### Task objective
Reproduce the listing below character for character; drop every image.

### Data shown
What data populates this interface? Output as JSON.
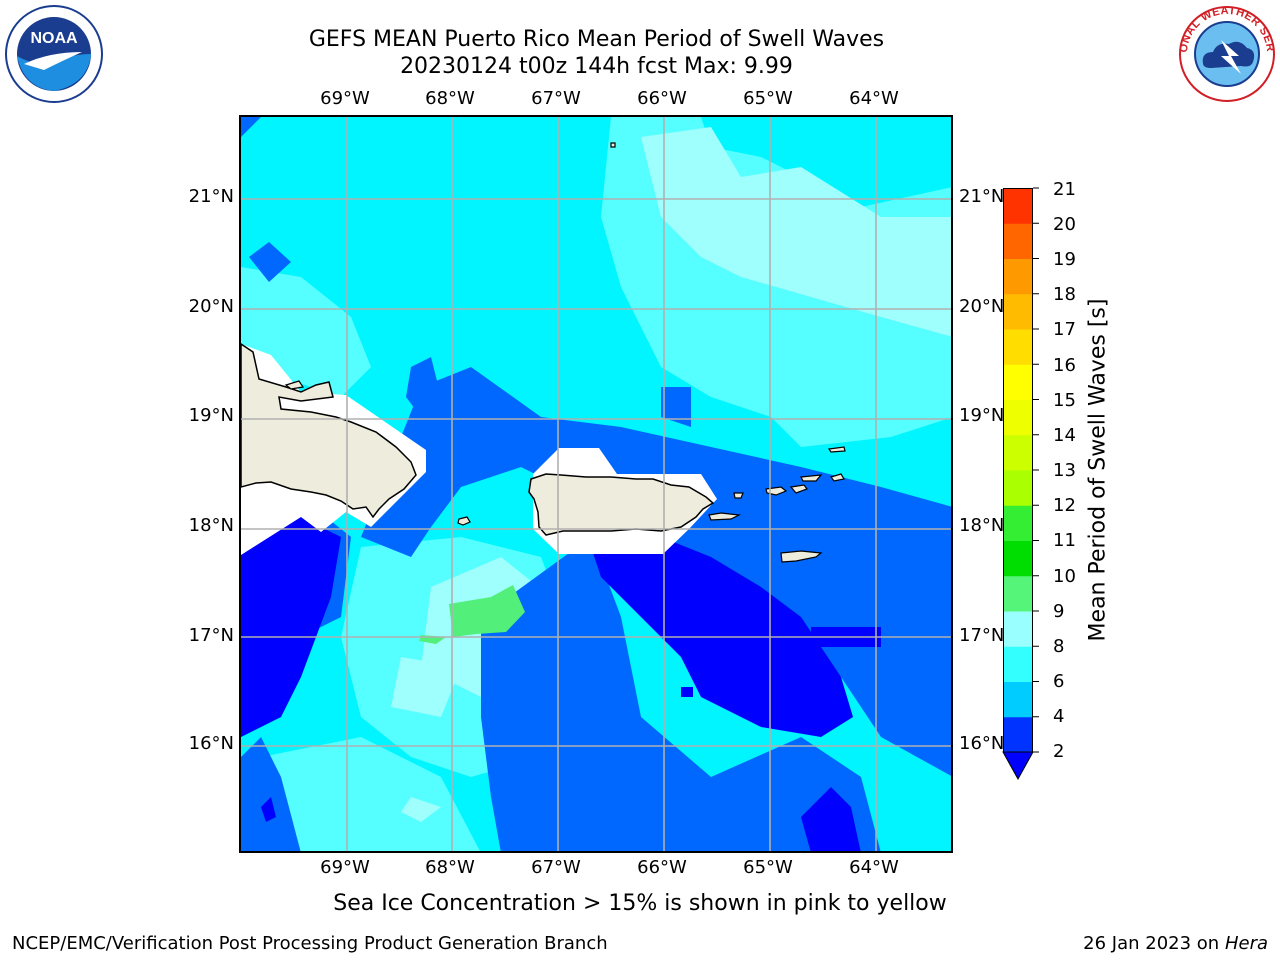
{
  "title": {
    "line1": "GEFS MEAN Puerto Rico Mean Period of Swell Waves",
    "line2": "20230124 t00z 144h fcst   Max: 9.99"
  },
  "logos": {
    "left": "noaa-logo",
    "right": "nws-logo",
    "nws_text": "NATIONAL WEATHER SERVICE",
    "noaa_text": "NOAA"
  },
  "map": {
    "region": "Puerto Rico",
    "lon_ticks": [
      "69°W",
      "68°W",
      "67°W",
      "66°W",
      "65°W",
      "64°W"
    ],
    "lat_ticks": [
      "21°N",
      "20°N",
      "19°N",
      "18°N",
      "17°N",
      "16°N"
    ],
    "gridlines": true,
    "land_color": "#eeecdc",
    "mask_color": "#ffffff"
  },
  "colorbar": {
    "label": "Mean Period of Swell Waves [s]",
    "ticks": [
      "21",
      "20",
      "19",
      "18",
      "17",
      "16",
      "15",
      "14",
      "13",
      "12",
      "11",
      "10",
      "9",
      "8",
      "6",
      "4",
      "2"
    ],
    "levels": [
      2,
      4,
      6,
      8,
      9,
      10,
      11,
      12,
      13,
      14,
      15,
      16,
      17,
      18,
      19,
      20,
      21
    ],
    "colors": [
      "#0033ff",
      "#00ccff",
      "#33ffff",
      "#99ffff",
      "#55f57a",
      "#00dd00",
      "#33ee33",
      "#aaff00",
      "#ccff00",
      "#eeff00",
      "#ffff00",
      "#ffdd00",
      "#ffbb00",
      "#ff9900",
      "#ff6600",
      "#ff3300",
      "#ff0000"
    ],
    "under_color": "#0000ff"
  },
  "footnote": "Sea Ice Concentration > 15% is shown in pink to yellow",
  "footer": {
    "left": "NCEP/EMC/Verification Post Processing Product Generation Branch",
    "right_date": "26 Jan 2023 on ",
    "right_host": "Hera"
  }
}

### Result of this exercise
What data populates this interface? Output as JSON.
{
  "title": {
    "line1": "GEFS MEAN Puerto Rico Mean Period of Swell Waves",
    "line2": "20230124 t00z 144h fcst   Max: 9.99"
  },
  "logos": {
    "left": "noaa-logo",
    "right": "nws-logo",
    "nws_text": "NATIONAL WEATHER SERVICE",
    "noaa_text": "NOAA"
  },
  "map": {
    "region": "Puerto Rico",
    "lon_ticks": [
      "69°W",
      "68°W",
      "67°W",
      "66°W",
      "65°W",
      "64°W"
    ],
    "lat_ticks": [
      "21°N",
      "20°N",
      "19°N",
      "18°N",
      "17°N",
      "16°N"
    ],
    "gridlines": true,
    "land_color": "#eeecdc",
    "mask_color": "#ffffff"
  },
  "colorbar": {
    "label": "Mean Period of Swell Waves [s]",
    "ticks": [
      "21",
      "20",
      "19",
      "18",
      "17",
      "16",
      "15",
      "14",
      "13",
      "12",
      "11",
      "10",
      "9",
      "8",
      "6",
      "4",
      "2"
    ],
    "levels": [
      2,
      4,
      6,
      8,
      9,
      10,
      11,
      12,
      13,
      14,
      15,
      16,
      17,
      18,
      19,
      20,
      21
    ],
    "colors": [
      "#0033ff",
      "#00ccff",
      "#33ffff",
      "#99ffff",
      "#55f57a",
      "#00dd00",
      "#33ee33",
      "#aaff00",
      "#ccff00",
      "#eeff00",
      "#ffff00",
      "#ffdd00",
      "#ffbb00",
      "#ff9900",
      "#ff6600",
      "#ff3300",
      "#ff0000"
    ],
    "under_color": "#0000ff"
  },
  "footnote": "Sea Ice Concentration > 15% is shown in pink to yellow",
  "footer": {
    "left": "NCEP/EMC/Verification Post Processing Product Generation Branch",
    "right_date": "26 Jan 2023 on ",
    "right_host": "Hera"
  }
}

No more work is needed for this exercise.